### THE PROBLEM
Give only the number of lines in the data that include the string "document".

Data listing
# # # #
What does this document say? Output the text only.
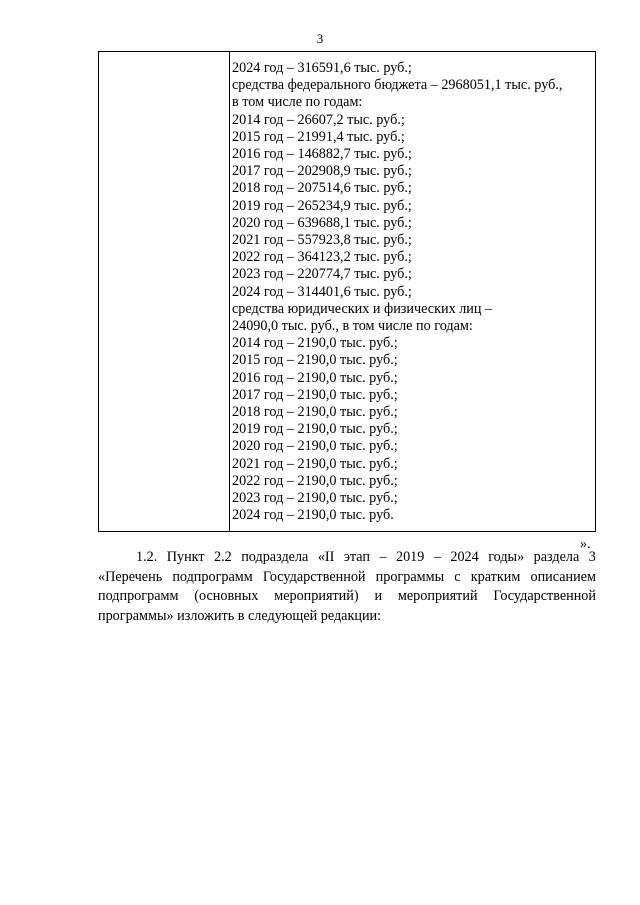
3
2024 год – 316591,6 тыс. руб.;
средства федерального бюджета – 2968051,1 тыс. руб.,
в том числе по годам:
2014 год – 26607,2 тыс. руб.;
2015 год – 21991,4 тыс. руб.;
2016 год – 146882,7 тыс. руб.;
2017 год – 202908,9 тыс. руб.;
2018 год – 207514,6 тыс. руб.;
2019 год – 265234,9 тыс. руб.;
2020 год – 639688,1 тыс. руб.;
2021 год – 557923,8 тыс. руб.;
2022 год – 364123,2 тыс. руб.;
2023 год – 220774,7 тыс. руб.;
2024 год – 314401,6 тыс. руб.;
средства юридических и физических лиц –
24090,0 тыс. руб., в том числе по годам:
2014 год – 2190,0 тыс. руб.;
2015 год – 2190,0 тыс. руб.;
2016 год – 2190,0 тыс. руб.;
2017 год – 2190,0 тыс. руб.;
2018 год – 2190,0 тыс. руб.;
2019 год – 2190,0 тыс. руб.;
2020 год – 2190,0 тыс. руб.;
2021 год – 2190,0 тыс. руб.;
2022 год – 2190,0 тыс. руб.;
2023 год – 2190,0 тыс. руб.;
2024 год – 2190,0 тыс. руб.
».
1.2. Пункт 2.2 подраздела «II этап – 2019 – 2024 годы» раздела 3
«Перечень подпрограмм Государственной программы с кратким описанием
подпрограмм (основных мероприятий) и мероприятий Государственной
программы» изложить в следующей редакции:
# # # #
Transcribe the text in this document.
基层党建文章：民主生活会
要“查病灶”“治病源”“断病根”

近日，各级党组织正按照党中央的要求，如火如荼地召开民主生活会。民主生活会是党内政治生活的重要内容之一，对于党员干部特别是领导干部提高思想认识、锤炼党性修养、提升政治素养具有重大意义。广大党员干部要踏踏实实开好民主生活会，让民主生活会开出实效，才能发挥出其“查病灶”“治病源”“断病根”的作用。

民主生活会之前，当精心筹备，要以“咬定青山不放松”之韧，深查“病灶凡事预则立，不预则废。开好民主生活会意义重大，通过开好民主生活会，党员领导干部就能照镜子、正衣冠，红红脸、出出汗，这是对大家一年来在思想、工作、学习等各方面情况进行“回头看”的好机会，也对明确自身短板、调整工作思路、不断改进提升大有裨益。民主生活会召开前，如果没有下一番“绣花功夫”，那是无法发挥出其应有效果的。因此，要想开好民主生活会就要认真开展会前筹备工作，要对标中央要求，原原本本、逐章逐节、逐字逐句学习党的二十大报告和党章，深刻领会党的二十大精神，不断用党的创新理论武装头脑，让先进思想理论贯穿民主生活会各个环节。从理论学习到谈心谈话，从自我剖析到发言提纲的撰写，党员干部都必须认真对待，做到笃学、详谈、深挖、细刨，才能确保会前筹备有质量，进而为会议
# # # #
### RIGHT ANSWER
2